** Extracted material **
◆ ◆ ◆ ◆ ◆

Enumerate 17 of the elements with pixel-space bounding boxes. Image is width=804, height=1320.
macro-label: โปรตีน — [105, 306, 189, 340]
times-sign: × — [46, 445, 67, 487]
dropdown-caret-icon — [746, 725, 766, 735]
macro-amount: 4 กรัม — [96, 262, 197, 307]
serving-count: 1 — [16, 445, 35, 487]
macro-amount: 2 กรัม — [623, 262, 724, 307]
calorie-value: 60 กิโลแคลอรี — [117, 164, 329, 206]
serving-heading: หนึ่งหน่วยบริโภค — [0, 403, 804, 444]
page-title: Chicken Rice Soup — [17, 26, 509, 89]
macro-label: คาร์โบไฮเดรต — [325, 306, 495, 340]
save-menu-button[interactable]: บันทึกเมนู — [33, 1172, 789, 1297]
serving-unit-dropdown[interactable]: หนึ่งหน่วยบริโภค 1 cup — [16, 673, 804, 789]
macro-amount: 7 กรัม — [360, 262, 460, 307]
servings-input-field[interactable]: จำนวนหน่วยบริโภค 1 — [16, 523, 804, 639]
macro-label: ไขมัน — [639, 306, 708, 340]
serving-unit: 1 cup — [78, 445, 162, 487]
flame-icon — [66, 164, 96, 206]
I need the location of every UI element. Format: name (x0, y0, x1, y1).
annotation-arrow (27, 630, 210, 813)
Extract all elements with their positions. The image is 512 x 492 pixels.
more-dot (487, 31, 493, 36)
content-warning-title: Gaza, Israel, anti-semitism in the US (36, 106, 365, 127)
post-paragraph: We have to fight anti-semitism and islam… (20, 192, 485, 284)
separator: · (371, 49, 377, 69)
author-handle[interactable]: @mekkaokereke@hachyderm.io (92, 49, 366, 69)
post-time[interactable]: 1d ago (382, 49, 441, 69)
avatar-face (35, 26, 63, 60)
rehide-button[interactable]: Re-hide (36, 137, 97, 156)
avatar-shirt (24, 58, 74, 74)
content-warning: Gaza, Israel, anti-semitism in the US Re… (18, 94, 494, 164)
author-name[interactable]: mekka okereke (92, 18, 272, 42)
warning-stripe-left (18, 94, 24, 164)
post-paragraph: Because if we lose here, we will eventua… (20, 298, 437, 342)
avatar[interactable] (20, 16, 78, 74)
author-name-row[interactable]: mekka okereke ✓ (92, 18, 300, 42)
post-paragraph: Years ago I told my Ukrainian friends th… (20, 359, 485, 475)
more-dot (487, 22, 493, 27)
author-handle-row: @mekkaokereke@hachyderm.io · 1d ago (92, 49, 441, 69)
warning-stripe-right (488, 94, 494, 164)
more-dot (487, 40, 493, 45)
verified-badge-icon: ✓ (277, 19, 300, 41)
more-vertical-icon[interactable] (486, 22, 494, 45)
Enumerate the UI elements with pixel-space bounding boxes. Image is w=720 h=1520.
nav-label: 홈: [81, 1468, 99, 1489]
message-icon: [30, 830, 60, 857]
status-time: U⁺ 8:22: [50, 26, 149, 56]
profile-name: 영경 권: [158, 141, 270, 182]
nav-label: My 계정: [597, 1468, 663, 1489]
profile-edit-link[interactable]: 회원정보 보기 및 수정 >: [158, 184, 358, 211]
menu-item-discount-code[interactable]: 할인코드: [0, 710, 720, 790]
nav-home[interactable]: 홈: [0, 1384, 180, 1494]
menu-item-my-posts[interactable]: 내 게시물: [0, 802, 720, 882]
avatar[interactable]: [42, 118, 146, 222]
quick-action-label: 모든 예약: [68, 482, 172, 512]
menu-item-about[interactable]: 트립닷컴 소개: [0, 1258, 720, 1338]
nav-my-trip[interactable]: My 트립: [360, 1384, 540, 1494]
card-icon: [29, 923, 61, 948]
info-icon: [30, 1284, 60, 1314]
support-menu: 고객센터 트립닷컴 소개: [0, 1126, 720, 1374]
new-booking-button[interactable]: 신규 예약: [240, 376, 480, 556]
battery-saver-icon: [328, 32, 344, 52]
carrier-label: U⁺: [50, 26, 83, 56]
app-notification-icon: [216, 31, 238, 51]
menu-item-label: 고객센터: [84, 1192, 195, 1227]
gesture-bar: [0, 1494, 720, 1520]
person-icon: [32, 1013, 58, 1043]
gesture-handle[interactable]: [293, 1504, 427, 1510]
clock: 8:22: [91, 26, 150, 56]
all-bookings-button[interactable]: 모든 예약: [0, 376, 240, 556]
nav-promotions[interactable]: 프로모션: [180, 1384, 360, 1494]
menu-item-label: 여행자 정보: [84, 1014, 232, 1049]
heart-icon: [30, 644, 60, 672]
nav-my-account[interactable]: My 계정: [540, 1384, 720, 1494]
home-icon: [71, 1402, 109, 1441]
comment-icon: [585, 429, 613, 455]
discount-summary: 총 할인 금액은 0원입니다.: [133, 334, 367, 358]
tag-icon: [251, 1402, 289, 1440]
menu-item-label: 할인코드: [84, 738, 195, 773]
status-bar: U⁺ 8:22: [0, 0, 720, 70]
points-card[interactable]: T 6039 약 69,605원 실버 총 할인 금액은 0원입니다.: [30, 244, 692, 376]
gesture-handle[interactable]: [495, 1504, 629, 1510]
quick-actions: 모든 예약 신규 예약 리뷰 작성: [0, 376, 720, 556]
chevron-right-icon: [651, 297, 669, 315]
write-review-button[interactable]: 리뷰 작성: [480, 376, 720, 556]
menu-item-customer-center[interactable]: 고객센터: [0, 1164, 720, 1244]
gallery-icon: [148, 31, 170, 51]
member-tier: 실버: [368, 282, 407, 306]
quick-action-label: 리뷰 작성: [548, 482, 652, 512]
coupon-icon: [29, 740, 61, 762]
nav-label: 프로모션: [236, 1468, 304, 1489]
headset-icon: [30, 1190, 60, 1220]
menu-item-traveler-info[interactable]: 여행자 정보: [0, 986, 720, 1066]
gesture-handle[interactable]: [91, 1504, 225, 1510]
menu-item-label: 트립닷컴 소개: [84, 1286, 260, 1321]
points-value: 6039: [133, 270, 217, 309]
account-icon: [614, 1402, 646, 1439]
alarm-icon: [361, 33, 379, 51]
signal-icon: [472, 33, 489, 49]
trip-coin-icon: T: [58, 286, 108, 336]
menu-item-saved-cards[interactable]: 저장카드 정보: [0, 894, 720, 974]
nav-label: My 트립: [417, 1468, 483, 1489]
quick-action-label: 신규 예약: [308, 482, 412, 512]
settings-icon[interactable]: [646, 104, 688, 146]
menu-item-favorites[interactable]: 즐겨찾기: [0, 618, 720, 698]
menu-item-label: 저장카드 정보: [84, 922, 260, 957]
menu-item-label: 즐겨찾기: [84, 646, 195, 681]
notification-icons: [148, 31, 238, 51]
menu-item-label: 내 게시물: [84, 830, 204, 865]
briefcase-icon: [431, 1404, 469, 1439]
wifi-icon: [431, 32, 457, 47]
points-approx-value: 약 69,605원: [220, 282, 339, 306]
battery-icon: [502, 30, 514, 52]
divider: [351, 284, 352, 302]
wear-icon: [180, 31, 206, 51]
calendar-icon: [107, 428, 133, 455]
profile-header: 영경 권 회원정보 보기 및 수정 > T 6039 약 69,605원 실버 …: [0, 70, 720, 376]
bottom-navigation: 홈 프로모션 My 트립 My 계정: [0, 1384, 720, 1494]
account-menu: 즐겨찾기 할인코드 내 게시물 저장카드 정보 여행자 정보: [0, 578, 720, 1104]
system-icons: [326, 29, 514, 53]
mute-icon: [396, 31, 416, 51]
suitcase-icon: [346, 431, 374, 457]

◆ ◆ ◆ ◆ ◆

** Given instruction **
Can you copy out the rows above word for word, starting with the first one and going on through the row containing "macro-amount: 4 กรัม — [96, 262, 197, 307]", including both of those?

** Output **
Enumerate 17 of the elements with pixel-space bounding boxes. Image is width=804, height=1320.
macro-label: โปรตีน — [105, 306, 189, 340]
times-sign: × — [46, 445, 67, 487]
dropdown-caret-icon — [746, 725, 766, 735]
macro-amount: 4 กรัม — [96, 262, 197, 307]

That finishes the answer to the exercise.